→ **Written instruction**: Identify each line in the records below that contains the word "исключением", and copy it.

Stored records
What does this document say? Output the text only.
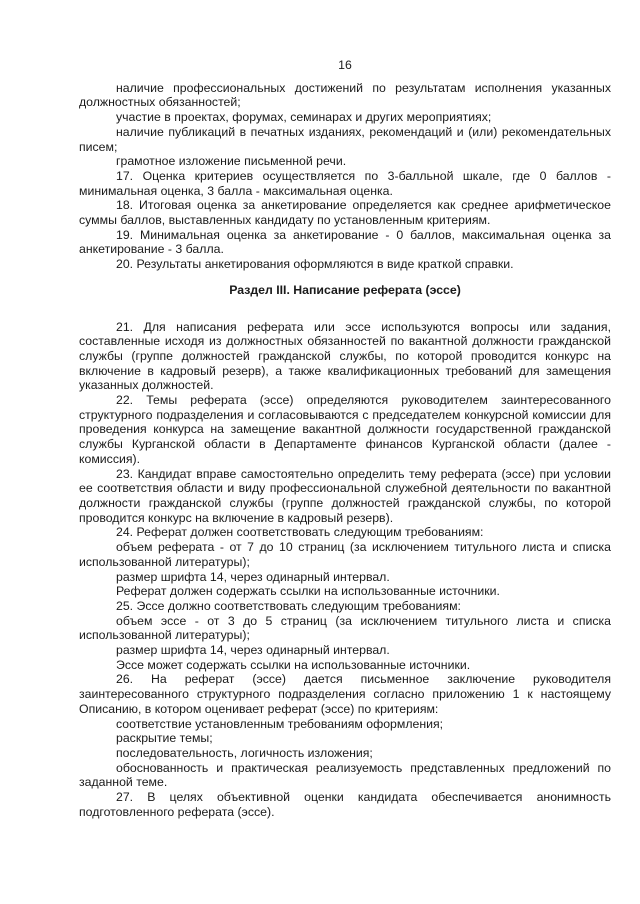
16

наличие профессиональных достижений по результатам исполнения указанных должностных обязанностей;

участие в проектах, форумах, семинарах и других мероприятиях;

наличие публикаций в печатных изданиях, рекомендаций и (или) рекомендательных писем;

грамотное изложение письменной речи.

17. Оценка критериев осуществляется по 3-балльной шкале, где 0 баллов - минимальная оценка, 3 балла - максимальная оценка.

18. Итоговая оценка за анкетирование определяется как среднее арифметическое суммы баллов, выставленных кандидату по установленным критериям.

19. Минимальная оценка за анкетирование - 0 баллов, максимальная оценка за анкетирование - 3 балла.

20. Результаты анкетирования оформляются в виде краткой справки.

Раздел III. Написание реферата (эссе)

21. Для написания реферата или эссе используются вопросы или задания, составленные исходя из должностных обязанностей по вакантной должности гражданской службы (группе должностей гражданской службы, по которой проводится конкурс на включение в кадровый резерв), а также квалификационных требований для замещения указанных должностей.

22. Темы реферата (эссе) определяются руководителем заинтересованного структурного подразделения и согласовываются с председателем конкурсной комиссии для проведения конкурса на замещение вакантной должности государственной гражданской службы Курганской области в Департаменте финансов Курганской области (далее - комиссия).

23. Кандидат вправе самостоятельно определить тему реферата (эссе) при условии ее соответствия области и виду профессиональной служебной деятельности по вакантной должности гражданской службы (группе должностей гражданской службы, по которой проводится конкурс на включение в кадровый резерв).

24. Реферат должен соответствовать следующим требованиям:

объем реферата - от 7 до 10 страниц (за исключением титульного листа и списка использованной литературы);

размер шрифта 14, через одинарный интервал.

Реферат должен содержать ссылки на использованные источники.

25. Эссе должно соответствовать следующим требованиям:

объем эссе - от 3 до 5 страниц (за исключением титульного листа и списка использованной литературы);

размер шрифта 14, через одинарный интервал.

Эссе может содержать ссылки на использованные источники.

26. На реферат (эссе) дается письменное заключение руководителя заинтересованного структурного подразделения согласно приложению 1 к настоящему Описанию, в котором оценивает реферат (эссе) по критериям:

соответствие установленным требованиям оформления;

раскрытие темы;

последовательность, логичность изложения;

обоснованность и практическая реализуемость представленных предложений по заданной теме.

27. В целях объективной оценки кандидата обеспечивается анонимность подготовленного реферата (эссе).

→ **Answer to this exercise**:
объем реферата - от 7 до 10 страниц (за исключением титульного листа и списка использованной литературы);
объем эссе - от 3 до 5 страниц (за исключением титульного листа и списка использованной литературы);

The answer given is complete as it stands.